=== SET PROBLEM ===
Select lines where the word "this" appears.

######

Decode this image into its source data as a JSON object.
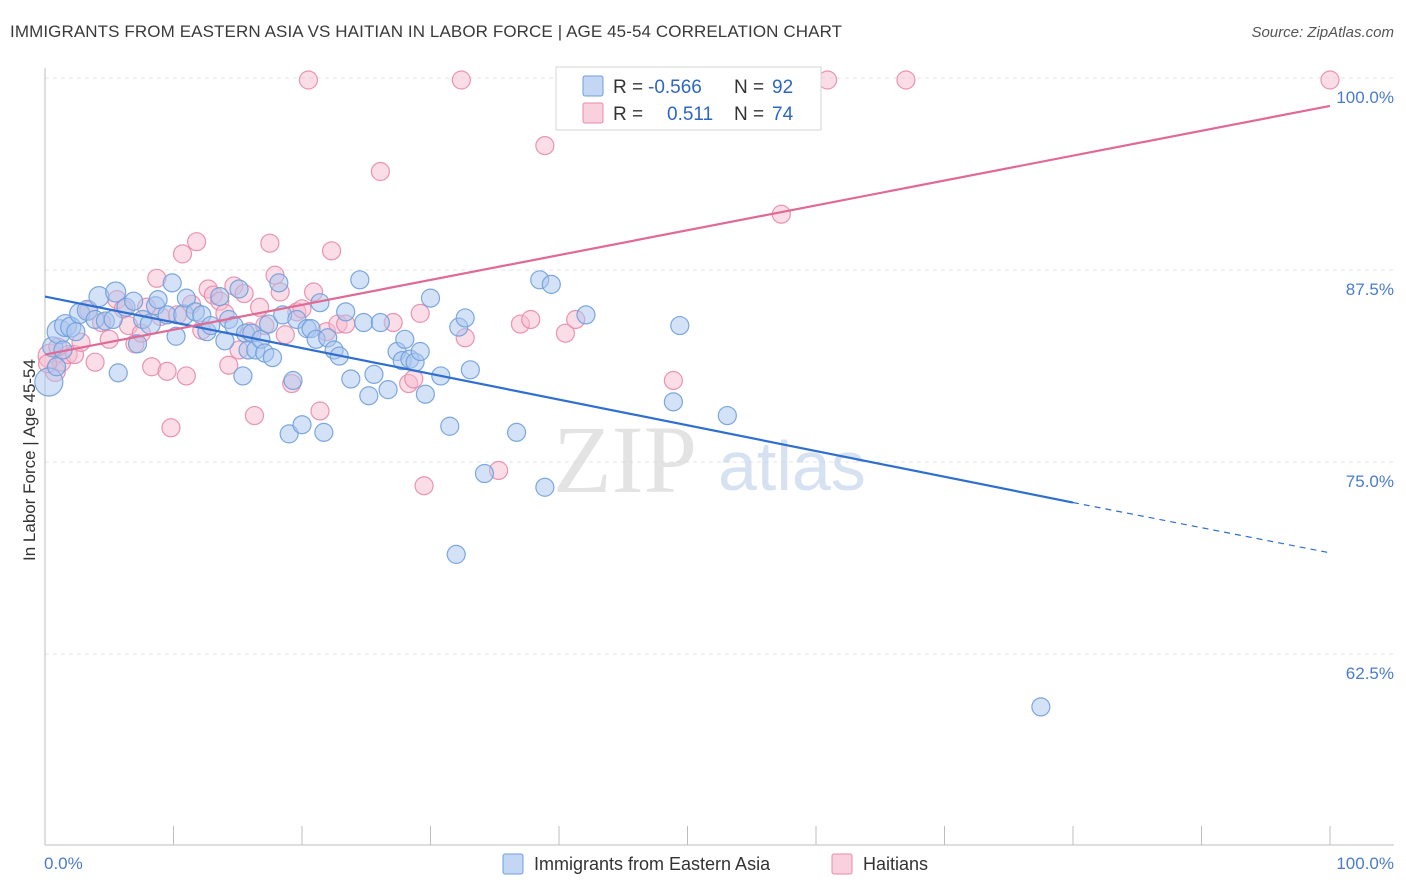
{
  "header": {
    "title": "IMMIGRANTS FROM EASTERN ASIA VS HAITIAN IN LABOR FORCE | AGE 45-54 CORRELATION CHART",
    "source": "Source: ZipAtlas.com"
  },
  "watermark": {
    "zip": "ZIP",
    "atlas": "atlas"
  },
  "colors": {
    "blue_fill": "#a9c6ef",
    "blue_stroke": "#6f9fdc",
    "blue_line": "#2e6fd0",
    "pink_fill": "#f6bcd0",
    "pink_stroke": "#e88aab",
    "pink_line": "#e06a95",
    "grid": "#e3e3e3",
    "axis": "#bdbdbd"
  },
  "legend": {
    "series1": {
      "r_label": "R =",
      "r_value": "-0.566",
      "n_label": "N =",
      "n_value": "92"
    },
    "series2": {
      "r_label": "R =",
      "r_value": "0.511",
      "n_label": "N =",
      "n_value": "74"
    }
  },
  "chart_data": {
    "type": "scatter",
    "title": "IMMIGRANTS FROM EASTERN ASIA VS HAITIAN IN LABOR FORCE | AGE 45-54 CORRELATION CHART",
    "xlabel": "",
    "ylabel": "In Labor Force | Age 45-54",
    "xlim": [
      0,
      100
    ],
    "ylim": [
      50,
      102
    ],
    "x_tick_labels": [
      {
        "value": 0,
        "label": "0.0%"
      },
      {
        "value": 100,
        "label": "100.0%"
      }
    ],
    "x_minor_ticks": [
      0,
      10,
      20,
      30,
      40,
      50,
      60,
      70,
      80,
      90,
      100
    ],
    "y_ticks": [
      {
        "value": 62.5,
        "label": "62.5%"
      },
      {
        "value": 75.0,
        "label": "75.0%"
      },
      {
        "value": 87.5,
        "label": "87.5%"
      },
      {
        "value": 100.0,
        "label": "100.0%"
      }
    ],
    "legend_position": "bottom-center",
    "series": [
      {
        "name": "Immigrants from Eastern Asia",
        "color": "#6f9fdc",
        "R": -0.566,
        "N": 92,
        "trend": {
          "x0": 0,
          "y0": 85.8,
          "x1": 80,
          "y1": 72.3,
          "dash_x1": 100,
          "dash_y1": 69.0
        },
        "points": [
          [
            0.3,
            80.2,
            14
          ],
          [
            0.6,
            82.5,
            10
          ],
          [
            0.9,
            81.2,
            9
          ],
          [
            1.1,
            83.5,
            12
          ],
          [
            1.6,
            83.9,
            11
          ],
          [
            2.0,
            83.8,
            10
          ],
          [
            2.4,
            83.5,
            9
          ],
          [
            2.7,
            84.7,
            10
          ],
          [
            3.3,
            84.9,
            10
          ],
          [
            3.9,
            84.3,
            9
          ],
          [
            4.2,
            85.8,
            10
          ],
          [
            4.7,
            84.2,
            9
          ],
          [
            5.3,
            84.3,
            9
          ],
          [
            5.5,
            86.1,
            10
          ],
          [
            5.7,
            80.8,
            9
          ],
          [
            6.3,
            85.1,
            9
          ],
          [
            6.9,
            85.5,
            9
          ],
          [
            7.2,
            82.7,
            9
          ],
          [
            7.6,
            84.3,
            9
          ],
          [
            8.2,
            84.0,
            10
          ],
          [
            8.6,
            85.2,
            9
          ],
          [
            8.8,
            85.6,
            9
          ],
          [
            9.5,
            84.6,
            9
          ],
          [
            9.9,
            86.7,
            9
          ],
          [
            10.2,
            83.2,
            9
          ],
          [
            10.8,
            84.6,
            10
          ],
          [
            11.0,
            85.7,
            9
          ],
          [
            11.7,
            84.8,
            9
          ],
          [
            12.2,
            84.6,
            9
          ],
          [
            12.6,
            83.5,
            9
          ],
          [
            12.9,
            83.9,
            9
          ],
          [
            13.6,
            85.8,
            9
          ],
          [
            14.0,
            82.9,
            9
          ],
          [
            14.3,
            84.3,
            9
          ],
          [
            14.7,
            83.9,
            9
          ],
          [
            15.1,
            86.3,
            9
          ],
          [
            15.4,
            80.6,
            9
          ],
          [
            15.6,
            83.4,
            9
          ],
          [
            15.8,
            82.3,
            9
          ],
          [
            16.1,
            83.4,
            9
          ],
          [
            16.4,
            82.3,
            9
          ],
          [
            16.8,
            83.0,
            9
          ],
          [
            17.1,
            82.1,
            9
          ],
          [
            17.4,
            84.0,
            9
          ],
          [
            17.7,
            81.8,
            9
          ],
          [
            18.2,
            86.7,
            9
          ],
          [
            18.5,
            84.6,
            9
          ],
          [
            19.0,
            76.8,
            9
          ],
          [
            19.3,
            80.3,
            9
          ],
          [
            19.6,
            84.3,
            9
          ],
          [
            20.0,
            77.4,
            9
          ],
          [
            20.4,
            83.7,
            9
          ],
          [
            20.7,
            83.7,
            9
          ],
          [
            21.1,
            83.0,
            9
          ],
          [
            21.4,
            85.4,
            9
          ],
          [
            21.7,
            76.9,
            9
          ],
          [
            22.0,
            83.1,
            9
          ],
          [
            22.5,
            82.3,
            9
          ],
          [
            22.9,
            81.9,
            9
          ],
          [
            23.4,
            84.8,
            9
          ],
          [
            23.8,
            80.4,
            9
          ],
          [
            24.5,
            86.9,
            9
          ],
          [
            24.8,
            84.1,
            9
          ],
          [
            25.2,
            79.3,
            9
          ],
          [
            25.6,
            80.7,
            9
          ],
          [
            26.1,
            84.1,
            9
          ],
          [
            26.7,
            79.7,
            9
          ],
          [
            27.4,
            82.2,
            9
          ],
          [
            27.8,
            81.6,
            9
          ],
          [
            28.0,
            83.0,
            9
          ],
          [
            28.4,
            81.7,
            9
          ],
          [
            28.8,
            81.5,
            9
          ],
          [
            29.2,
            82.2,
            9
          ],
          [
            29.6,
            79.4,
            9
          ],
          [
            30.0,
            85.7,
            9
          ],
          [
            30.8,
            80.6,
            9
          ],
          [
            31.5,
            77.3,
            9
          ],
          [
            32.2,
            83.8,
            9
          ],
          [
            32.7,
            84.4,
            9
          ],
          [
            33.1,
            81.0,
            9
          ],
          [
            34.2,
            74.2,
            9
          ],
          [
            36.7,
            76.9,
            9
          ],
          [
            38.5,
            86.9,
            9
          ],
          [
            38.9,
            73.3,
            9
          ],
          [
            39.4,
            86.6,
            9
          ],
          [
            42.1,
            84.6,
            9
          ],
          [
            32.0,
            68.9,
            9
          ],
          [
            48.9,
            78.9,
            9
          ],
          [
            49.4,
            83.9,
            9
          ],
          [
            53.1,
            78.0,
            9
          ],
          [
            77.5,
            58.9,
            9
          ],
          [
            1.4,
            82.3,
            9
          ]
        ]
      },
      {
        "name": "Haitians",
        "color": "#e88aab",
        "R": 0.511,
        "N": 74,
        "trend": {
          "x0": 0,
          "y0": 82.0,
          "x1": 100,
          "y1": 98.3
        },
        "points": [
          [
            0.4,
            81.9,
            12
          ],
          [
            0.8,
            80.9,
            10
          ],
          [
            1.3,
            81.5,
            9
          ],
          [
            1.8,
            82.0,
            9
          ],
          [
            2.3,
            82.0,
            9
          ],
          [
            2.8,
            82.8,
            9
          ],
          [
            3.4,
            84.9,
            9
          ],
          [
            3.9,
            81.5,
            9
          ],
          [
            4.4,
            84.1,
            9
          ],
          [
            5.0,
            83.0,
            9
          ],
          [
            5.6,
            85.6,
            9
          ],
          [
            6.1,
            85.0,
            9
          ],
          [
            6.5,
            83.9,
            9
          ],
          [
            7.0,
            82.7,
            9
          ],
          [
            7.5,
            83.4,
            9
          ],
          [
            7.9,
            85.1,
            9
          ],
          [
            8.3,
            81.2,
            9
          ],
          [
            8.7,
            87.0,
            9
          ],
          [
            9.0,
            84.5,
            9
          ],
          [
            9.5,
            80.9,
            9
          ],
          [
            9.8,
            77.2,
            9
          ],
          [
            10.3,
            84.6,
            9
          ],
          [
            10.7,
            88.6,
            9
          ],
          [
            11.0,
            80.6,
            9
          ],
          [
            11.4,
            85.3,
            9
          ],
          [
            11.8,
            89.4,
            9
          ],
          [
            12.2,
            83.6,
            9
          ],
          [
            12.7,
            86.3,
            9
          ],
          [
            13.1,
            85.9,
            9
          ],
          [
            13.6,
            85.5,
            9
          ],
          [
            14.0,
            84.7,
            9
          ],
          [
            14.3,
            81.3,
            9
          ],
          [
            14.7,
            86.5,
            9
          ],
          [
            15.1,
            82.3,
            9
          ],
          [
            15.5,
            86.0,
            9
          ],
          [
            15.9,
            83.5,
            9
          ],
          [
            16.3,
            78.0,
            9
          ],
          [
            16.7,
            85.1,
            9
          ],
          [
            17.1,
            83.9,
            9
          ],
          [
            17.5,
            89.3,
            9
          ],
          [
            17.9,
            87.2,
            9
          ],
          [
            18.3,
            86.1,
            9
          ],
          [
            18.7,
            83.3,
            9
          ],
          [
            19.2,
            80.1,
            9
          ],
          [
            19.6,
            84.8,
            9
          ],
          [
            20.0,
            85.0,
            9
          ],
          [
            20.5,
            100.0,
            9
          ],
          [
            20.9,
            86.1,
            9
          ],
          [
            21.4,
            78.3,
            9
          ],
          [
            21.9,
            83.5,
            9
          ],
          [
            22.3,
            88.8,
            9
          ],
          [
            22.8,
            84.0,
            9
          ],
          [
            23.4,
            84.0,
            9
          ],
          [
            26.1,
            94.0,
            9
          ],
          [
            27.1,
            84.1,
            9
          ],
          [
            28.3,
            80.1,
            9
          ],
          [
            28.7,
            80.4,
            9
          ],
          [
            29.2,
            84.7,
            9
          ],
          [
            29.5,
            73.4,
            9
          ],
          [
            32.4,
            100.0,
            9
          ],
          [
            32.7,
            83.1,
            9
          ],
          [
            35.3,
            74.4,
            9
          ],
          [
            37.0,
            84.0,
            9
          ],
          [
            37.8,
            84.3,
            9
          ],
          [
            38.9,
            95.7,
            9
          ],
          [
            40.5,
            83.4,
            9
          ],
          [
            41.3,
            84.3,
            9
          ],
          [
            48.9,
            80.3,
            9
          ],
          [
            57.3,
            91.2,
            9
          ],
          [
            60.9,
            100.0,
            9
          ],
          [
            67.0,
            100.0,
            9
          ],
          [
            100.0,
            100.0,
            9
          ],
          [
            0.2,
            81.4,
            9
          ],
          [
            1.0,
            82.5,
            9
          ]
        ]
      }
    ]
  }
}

######

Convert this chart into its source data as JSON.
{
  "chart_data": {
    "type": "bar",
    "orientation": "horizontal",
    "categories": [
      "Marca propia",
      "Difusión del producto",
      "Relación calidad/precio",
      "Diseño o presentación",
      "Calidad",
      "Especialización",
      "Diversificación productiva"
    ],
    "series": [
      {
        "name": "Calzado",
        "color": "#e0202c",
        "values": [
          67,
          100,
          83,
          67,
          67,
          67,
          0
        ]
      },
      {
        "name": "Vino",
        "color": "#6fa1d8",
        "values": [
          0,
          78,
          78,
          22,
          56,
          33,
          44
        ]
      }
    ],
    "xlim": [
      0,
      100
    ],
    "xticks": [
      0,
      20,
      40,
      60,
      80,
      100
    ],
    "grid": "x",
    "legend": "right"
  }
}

######

=== FINAL ANSWER ===
Decode this image into its source data as a JSON object.
Convert this chart into its source data as JSON.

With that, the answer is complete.